Extracted records

>> Start

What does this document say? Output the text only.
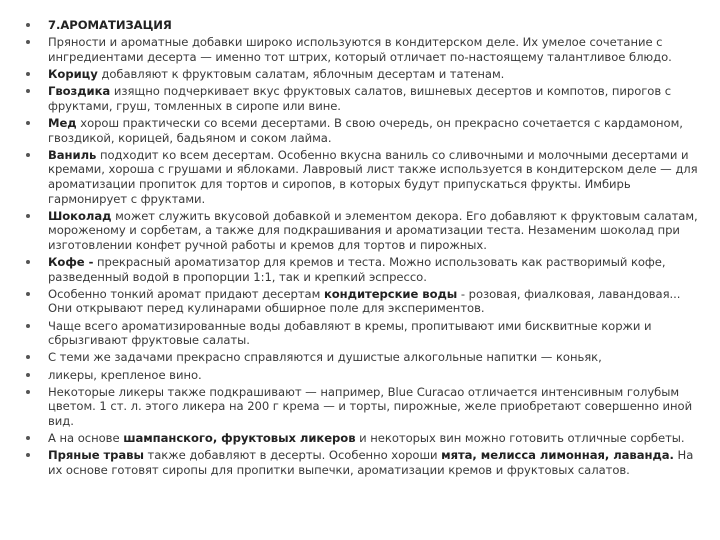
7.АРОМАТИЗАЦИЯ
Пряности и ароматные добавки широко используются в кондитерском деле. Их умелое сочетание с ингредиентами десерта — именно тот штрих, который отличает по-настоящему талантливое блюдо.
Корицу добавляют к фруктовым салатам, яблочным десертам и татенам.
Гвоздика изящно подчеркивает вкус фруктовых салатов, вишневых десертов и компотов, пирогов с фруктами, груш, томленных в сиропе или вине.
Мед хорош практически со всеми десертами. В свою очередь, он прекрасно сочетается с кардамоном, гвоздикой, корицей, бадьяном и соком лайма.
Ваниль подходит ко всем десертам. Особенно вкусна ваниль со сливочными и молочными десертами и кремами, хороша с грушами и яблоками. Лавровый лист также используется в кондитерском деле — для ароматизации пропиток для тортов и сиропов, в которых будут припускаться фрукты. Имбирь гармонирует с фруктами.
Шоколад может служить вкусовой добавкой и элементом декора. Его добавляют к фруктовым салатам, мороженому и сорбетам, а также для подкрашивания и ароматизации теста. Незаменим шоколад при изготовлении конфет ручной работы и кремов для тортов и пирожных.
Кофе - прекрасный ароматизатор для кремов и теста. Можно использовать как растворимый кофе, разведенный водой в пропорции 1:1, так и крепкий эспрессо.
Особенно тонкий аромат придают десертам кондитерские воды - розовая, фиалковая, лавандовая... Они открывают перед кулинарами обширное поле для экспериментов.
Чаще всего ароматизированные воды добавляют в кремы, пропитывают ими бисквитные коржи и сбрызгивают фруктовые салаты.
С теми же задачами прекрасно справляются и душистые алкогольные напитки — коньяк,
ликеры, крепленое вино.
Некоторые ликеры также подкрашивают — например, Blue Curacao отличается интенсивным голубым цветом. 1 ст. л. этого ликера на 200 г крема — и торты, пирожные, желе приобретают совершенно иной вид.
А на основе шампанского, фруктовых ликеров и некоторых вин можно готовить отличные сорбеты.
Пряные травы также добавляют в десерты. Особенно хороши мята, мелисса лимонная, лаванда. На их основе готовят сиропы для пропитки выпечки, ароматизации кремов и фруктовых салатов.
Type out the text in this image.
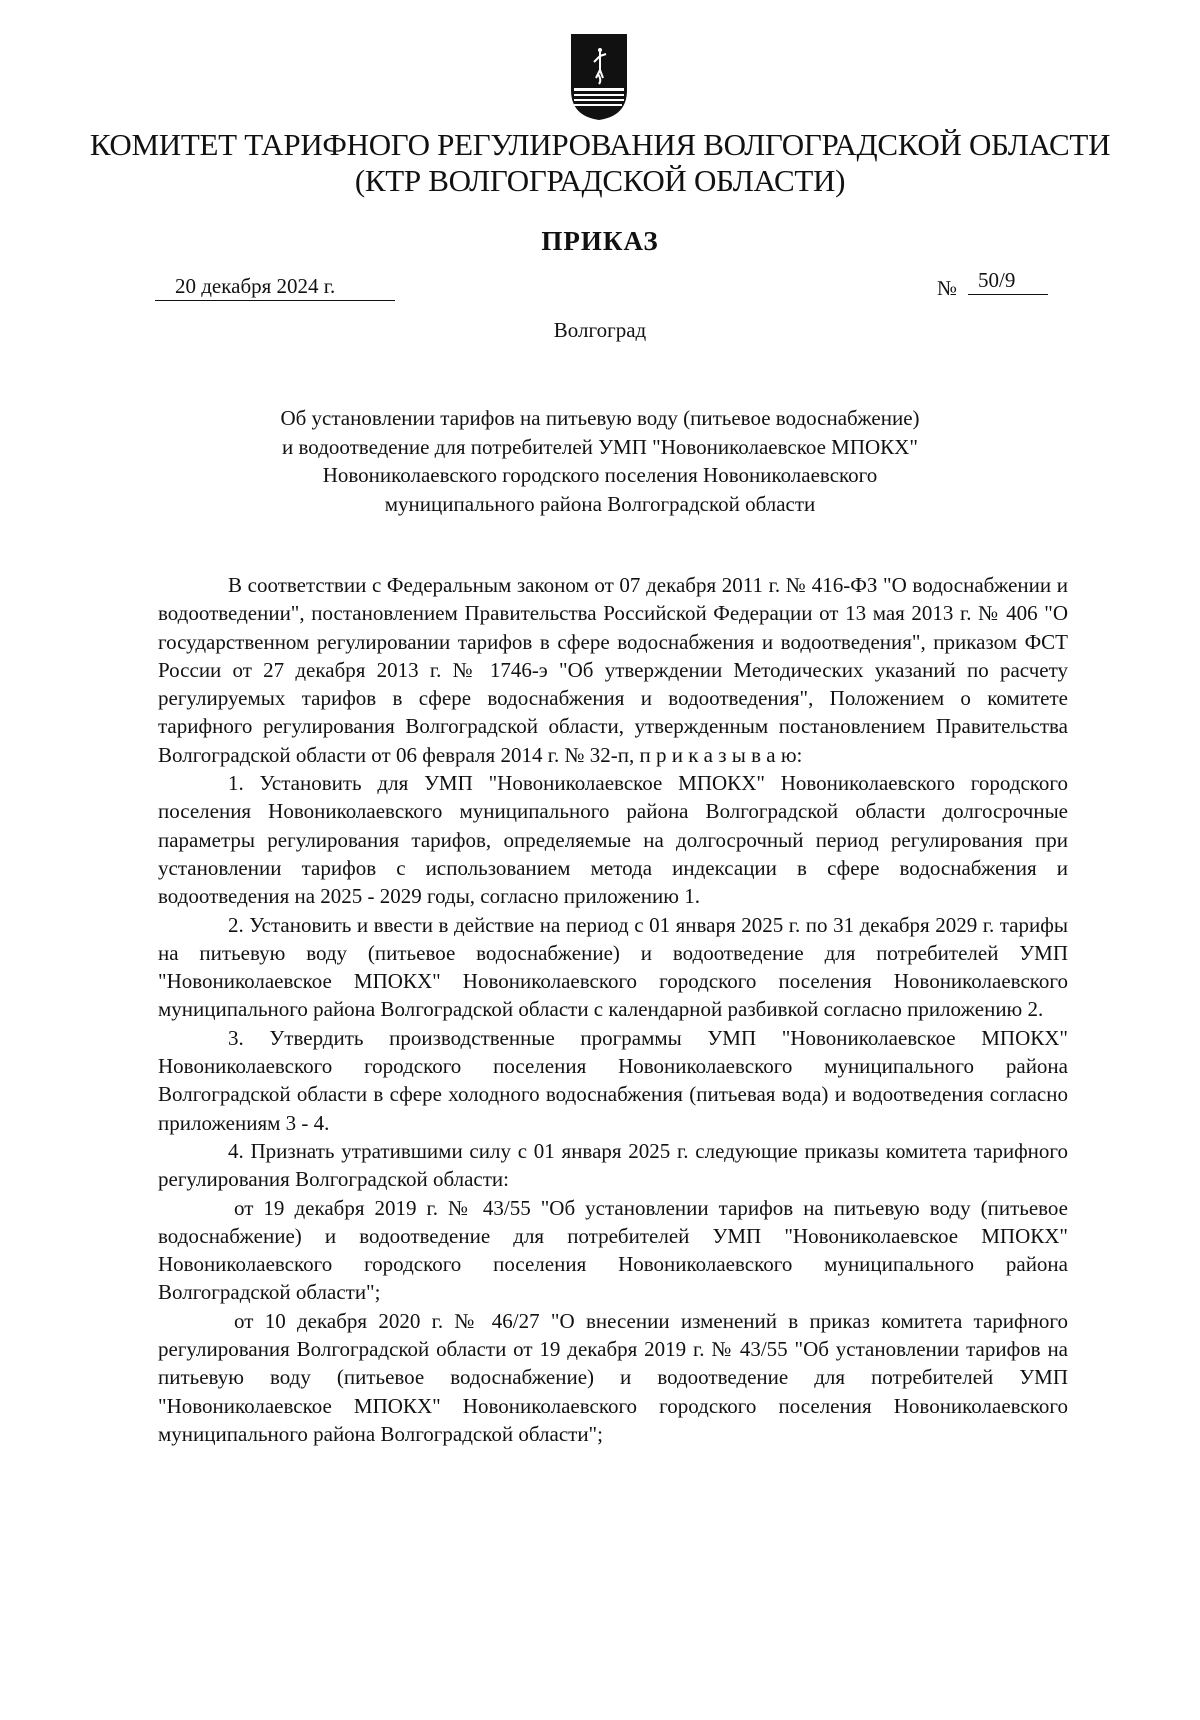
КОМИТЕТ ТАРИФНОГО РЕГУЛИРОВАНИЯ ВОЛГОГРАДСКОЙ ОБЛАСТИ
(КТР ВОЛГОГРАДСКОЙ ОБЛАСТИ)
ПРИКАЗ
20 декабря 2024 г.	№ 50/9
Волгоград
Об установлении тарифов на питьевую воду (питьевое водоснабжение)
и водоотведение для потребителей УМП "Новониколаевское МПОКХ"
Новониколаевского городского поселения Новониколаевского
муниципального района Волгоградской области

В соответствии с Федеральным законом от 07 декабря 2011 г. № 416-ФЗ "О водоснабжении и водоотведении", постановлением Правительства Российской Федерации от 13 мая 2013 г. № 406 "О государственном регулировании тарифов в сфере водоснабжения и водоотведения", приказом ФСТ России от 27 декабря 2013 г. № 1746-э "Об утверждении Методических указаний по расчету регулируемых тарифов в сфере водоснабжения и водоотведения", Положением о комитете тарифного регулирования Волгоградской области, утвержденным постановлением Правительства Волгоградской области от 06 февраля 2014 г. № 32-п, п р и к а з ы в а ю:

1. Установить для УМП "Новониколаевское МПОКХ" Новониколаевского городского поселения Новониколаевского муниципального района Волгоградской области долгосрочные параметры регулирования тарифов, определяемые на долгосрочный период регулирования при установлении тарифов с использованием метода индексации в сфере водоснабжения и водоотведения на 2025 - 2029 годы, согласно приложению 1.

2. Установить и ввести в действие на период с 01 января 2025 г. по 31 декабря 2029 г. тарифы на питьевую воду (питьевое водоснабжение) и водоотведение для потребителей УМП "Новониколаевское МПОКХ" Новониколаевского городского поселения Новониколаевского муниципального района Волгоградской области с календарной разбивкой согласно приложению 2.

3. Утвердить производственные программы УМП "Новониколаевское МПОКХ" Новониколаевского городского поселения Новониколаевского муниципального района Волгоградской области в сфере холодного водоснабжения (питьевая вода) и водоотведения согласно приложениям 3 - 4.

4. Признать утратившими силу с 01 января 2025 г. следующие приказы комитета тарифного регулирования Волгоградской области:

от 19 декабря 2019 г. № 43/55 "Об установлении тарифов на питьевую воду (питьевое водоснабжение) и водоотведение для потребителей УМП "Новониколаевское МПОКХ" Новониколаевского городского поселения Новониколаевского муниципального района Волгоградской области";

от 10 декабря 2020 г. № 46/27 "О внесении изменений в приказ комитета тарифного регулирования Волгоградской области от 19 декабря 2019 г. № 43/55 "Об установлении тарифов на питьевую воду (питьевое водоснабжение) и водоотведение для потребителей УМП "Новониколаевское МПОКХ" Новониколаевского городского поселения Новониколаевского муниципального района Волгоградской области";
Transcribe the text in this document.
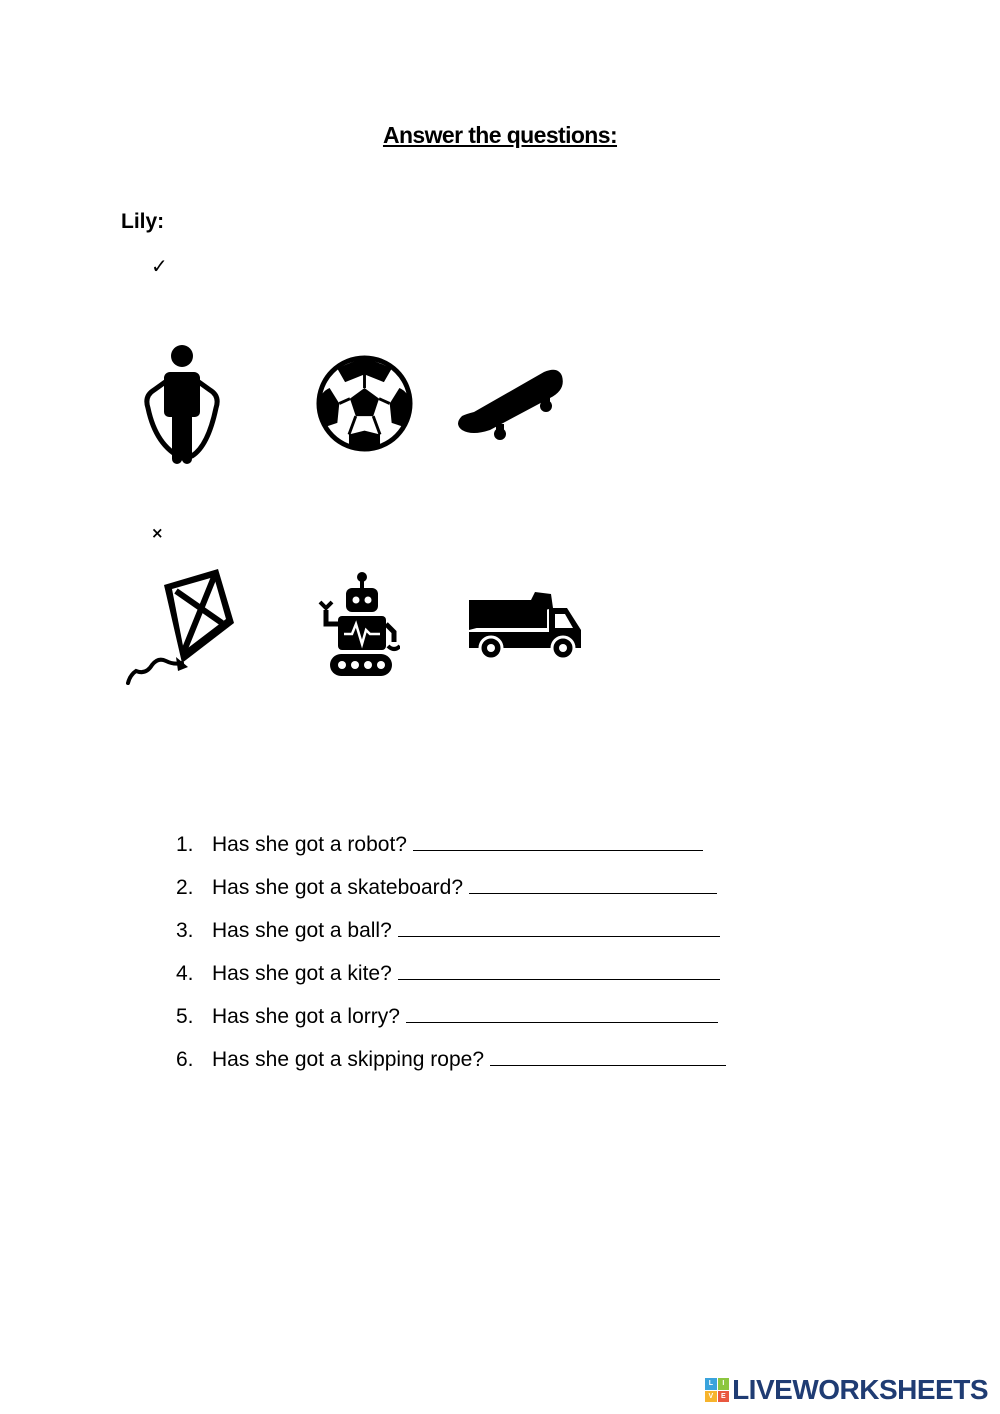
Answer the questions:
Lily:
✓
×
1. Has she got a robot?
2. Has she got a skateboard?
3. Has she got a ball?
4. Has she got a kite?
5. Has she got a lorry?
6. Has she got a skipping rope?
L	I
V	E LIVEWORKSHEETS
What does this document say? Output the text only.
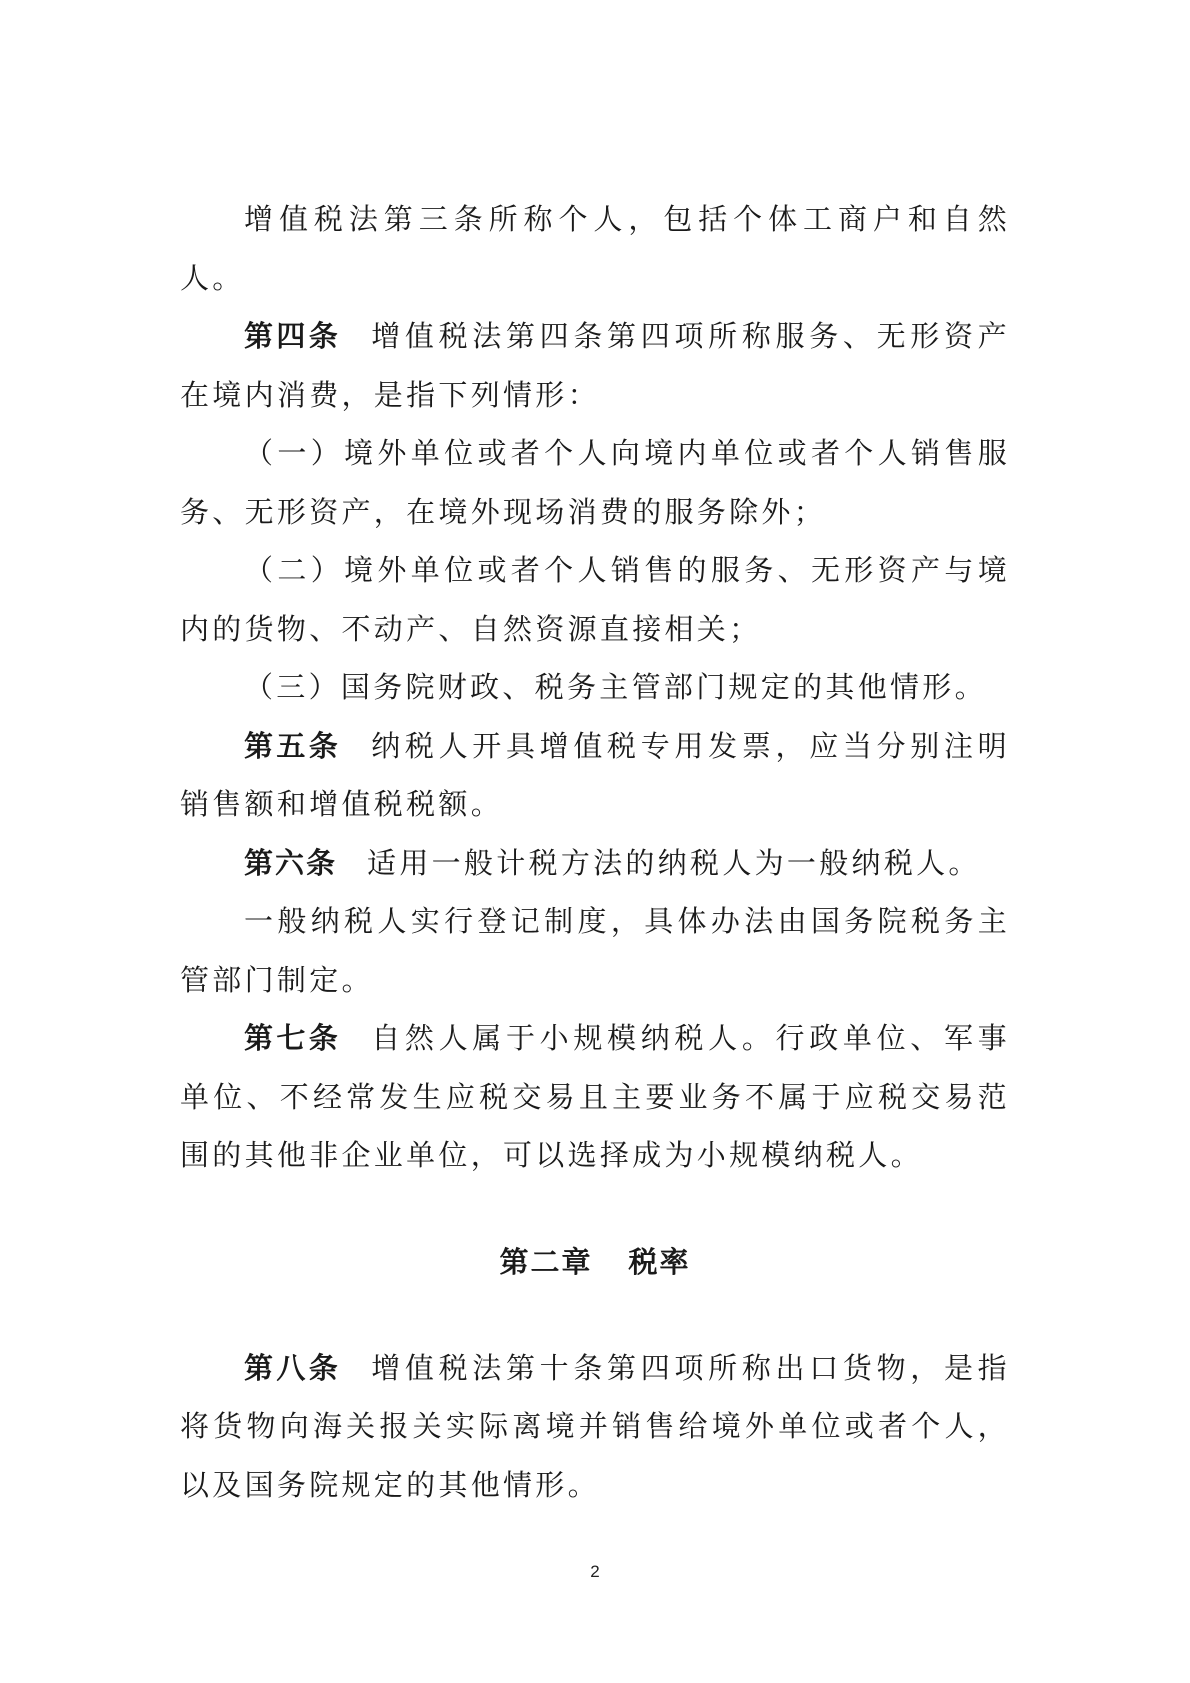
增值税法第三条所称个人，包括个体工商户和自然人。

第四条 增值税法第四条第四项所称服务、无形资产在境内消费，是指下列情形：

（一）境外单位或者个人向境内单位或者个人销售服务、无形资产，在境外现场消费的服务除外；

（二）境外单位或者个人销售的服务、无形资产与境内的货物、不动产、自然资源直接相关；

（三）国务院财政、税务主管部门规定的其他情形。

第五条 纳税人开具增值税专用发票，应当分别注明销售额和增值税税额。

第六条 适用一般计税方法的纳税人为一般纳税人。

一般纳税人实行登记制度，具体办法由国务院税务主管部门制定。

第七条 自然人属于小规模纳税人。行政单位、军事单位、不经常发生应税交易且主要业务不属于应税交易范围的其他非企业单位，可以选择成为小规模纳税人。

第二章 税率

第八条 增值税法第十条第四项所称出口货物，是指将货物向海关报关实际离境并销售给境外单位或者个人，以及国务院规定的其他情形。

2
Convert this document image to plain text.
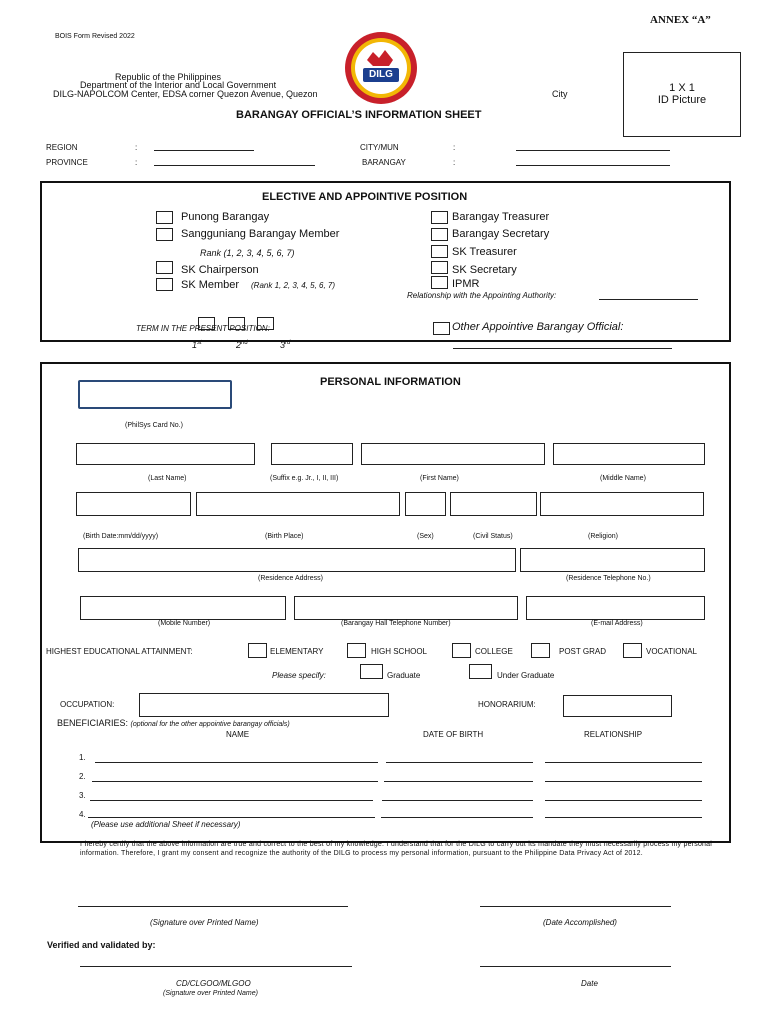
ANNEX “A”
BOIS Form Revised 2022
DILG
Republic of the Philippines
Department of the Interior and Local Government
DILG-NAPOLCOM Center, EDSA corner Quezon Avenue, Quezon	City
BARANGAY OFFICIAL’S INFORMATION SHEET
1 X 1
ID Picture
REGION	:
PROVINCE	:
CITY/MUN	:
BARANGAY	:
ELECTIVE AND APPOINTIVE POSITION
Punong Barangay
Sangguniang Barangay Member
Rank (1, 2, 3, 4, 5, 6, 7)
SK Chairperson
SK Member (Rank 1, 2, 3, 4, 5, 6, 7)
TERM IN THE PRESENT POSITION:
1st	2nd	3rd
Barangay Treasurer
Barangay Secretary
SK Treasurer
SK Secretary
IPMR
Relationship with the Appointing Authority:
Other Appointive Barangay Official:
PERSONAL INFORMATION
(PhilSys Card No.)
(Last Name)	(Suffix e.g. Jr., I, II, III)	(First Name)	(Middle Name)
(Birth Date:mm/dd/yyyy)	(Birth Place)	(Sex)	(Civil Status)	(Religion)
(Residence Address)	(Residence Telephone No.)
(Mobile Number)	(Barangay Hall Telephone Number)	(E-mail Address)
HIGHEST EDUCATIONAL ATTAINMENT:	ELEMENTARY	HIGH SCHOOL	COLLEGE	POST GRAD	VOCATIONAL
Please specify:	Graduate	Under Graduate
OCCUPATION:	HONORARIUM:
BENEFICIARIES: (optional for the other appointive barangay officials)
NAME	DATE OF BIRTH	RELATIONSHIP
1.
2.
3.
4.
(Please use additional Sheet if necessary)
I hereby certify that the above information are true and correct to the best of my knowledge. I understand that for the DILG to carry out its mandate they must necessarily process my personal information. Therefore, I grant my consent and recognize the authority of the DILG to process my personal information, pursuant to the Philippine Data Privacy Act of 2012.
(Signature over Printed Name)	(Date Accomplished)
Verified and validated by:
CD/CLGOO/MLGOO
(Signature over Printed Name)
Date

>> End

* **TASK GOAL**:
Check each line of the data above for the string "document" and report only how many lines have it.

* **SOLVED PROBLEM**:
4